Exercise objective: Omit the images. Copy each entry word for word.
○ ○ ○ ○ ○ ○ ○
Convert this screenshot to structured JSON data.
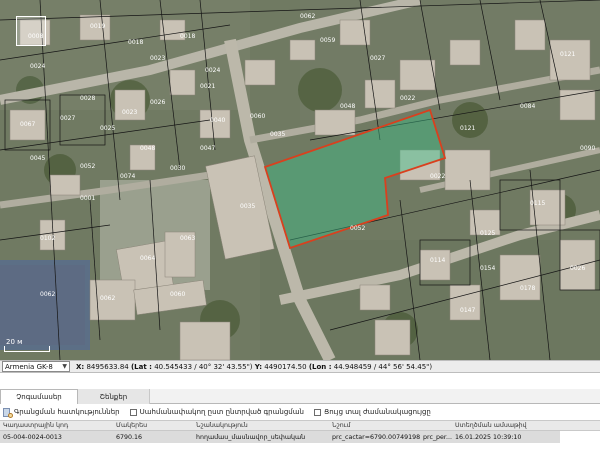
{
  "map": {
    "selected_parcel_color": "#3fbf8a",
    "selected_outline_color": "#d9401e",
    "parcel_labels": [
      "0008",
      "0019",
      "0018",
      "0018",
      "0062",
      "0024",
      "0023",
      "0024",
      "0023",
      "0028",
      "0026",
      "0021",
      "0067",
      "0027",
      "0025",
      "0048",
      "0040",
      "0047",
      "0045",
      "0052",
      "0074",
      "0030",
      "0059",
      "0027",
      "0048",
      "0022",
      "0121",
      "0035",
      "0060",
      "0035",
      "0102",
      "0063",
      "0115",
      "0125",
      "0114",
      "0154",
      "0178",
      "0147",
      "0064",
      "0062",
      "0060",
      "0062",
      "0026",
      "0001",
      "0084",
      "0121",
      "0090",
      "0052",
      "0022"
    ],
    "scale_label": "20 м",
    "icons": {
      "zoom": "zoom-box-icon"
    }
  },
  "coords": {
    "crs": "Armenia GK-8",
    "x_label": "X:",
    "x_value": "8495633.84",
    "lat_label": "(Lat :",
    "lat_value": "40.545433 / 40° 32' 43.55\")",
    "y_label": "Y:",
    "y_value": "4490174.50",
    "lon_label": "(Lon :",
    "lon_value": "44.948459 / 44° 56' 54.45\")"
  },
  "tabs": [
    {
      "label": "Չոգամասեր"
    },
    {
      "label": "Շենքեր"
    }
  ],
  "toolbar": {
    "cadastre_button": "Գրանցման հատկություններ",
    "checkbox_1": "Սահմանափակող ըստ ընտրված գրանցման",
    "checkbox_2": "Ցույց տալ ժամանակացույցը"
  },
  "table": {
    "columns": [
      "Կադաստրային կոդ",
      "Մակերես",
      "Նշանակություն",
      "Նշում",
      "",
      "Ստեղծման ամսաթիվ"
    ],
    "rows": [
      [
        "05-004-0024-0013",
        "6790.16",
        "hողամաս_մասնավոր_սեփական",
        "prc_cactar=6790.00749198",
        "prc_per...",
        "16.01.2025 10:39:10"
      ]
    ]
  }
}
○ ○ ○ ○ ○ ○ ○
Complete answer:
Convert this screenshot to structured JSON data.
{
  "map": {
    "selected_parcel_color": "#3fbf8a",
    "selected_outline_color": "#d9401e",
    "parcel_labels": [
      "0008",
      "0019",
      "0018",
      "0018",
      "0062",
      "0024",
      "0023",
      "0024",
      "0023",
      "0028",
      "0026",
      "0021",
      "0067",
      "0027",
      "0025",
      "0048",
      "0040",
      "0047",
      "0045",
      "0052",
      "0074",
      "0030",
      "0059",
      "0027",
      "0048",
      "0022",
      "0121",
      "0035",
      "0060",
      "0035",
      "0102",
      "0063",
      "0115",
      "0125",
      "0114",
      "0154",
      "0178",
      "0147",
      "0064",
      "0062",
      "0060",
      "0062",
      "0026",
      "0001",
      "0084",
      "0121",
      "0090",
      "0052",
      "0022"
    ],
    "scale_label": "20 м",
    "icons": {
      "zoom": "zoom-box-icon"
    }
  },
  "coords": {
    "crs": "Armenia GK-8",
    "x_label": "X:",
    "x_value": "8495633.84",
    "lat_label": "(Lat :",
    "lat_value": "40.545433 / 40° 32' 43.55\")",
    "y_label": "Y:",
    "y_value": "4490174.50",
    "lon_label": "(Lon :",
    "lon_value": "44.948459 / 44° 56' 54.45\")"
  },
  "tabs": [
    {
      "label": "Չոգամասեր"
    },
    {
      "label": "Շենքեր"
    }
  ],
  "toolbar": {
    "cadastre_button": "Գրանցման հատկություններ",
    "checkbox_1": "Սահմանափակող ըստ ընտրված գրանցման",
    "checkbox_2": "Ցույց տալ ժամանակացույցը"
  },
  "table": {
    "columns": [
      "Կադաստրային կոդ",
      "Մակերես",
      "Նշանակություն",
      "Նշում",
      "",
      "Ստեղծման ամսաթիվ"
    ],
    "rows": [
      [
        "05-004-0024-0013",
        "6790.16",
        "hողամաս_մասնավոր_սեփական",
        "prc_cactar=6790.00749198",
        "prc_per...",
        "16.01.2025 10:39:10"
      ]
    ]
  }
}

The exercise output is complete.